## DIRECTIONS
a – From the Alaska resource development column, copy the passage starting at "The major resource" and ending at "silver and platinum.".
b – Using the Alaska resource development column, answer yes or no to each statement and quote the words that decide it: (i) Alaska's population passed 300,000 by 1972. (ii) The Usibelli Coal Company mine at Sutton supplied coal for the Healy power plant. (iii) Gov. Walter Hickel made a timber deal with the Japanese.

## TEXT SHOWN
>> START

News : Resource development has checkered history in Alaska - Frontiersman

Resource development has checkered history in Alaska


Published on Saturday, January 7, 2006 9:00 PM AKST

January 8, 2006

Larry Wood\Valley Voices

Editor's note: This is the first of two columns about the state of Alaska's economy.

The controversy over bringing Alaska's natural gas (NG) to market goes well beyond being just an Alaska issue. This controversy impacts the supply of NG to the United States. This controversy also has the potential to place Alaska's gubernatorial candidates onto a national stage.

Throughout Alaska's history, Alaska's natural resource development has always been a case of rape and run. From the days of the Russian fur traders to the Trans-Alaska Pipeline, most of our natural. resources have yet to be processed here, and are sent outside of Alaska for value-added processing.

This is simply colonial economics. The raw material goes out, and the manufactured goods come back.

Prior to oil, Alaska's year-round jobs existed only in the government sector, the retail/wholesale sector and mining. When the termination dust hit, construction stopped until May of the following year.

The major resource development activities in Alaska were commercial fishing, commercial big-game hunting, and mining. Alaska's mining operations were producing everything from cassiterite (tin), coal and copper, to gold, silver and platinum.

Very little was done during this period in the way of timber development until Gov. Walter Hickel (1966-1969) managed to make a deal with the Japanese for timber. Alaska's timber started to go to Japan in the round. Along with peas.

Construction was seasonal and waxed and waned with government projects. It was not until the start of the Trans Alaska Pipeline project in the early '70s that the residential housing market really boomed, induced by the population influx to provide labor and support for the project. Alaska's population exceeded 300,000 by 1972.

Two coal mines produced coal for steam plants generating power for Southcentral Alaska. Usibelli Coal Company at Suntrana supplied coal for the Healy power plant. Once a week, the coal train came through Palmer to and from the Evan Jones Coal Company mine tipple at Sutton.

>> END

## DATA RECORDS
>> START

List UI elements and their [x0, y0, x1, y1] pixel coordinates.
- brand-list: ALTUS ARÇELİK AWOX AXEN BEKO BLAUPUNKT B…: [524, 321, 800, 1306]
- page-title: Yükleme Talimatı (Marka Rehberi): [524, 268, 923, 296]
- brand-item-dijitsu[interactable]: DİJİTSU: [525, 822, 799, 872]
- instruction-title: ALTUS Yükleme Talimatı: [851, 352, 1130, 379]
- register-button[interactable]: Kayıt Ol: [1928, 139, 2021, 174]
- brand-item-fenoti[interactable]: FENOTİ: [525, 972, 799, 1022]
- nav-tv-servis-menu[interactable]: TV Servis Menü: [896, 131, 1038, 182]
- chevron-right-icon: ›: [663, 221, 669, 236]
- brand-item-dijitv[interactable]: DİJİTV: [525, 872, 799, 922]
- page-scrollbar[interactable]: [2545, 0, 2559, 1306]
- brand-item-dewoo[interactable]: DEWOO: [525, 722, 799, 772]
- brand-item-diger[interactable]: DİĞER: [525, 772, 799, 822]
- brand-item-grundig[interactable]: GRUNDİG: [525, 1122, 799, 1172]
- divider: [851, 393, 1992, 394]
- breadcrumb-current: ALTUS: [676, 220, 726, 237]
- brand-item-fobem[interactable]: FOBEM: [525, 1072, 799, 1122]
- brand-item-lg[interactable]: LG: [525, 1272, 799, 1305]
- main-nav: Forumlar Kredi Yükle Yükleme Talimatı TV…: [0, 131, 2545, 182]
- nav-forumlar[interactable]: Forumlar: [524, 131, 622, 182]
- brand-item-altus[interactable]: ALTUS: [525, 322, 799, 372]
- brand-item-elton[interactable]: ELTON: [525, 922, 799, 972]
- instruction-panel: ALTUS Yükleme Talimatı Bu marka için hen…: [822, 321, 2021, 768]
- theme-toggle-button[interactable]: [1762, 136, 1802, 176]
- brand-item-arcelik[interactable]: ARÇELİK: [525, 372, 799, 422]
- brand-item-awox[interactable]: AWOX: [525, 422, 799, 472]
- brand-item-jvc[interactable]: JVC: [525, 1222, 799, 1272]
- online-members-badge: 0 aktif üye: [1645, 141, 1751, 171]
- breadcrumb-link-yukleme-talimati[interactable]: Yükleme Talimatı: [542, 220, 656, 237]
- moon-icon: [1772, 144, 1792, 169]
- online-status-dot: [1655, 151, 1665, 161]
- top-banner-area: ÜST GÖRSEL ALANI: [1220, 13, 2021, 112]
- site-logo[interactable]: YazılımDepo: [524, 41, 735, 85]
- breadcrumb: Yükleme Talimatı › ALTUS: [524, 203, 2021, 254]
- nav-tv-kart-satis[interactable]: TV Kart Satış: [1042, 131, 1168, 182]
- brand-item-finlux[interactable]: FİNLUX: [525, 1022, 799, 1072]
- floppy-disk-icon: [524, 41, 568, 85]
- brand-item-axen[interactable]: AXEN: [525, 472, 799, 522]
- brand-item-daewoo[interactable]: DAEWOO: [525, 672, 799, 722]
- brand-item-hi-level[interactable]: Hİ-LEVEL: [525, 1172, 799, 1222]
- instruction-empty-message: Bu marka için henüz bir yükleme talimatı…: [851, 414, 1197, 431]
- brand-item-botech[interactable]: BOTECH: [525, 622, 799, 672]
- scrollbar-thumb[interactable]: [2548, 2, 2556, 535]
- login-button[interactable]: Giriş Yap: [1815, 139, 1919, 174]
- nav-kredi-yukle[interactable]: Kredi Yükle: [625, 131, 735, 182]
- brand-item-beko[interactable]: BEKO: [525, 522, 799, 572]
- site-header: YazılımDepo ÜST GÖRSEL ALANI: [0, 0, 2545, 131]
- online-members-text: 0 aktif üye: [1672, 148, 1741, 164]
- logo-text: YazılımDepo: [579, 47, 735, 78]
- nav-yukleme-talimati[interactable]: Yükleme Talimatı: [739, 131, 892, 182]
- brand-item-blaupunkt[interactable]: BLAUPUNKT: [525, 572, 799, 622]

>> END

## PROBLEM SOLUTIONS
a –
The major resource development activities in Alaska were commercial fishing, commercial big-game hunting, and mining. Alaska's mining operations were producing everything from cassiterite (tin), coal and copper, to gold, silver and platinum.

b –
(i) Yes: "Alaska's population exceeded 300,000 by 1972."
(ii) No: "Usibelli Coal Company at Suntrana supplied coal for the Healy power plant."
(iii) Yes: "Gov. Walter Hickel (1966-1969) managed to make a deal with the Japanese for timber."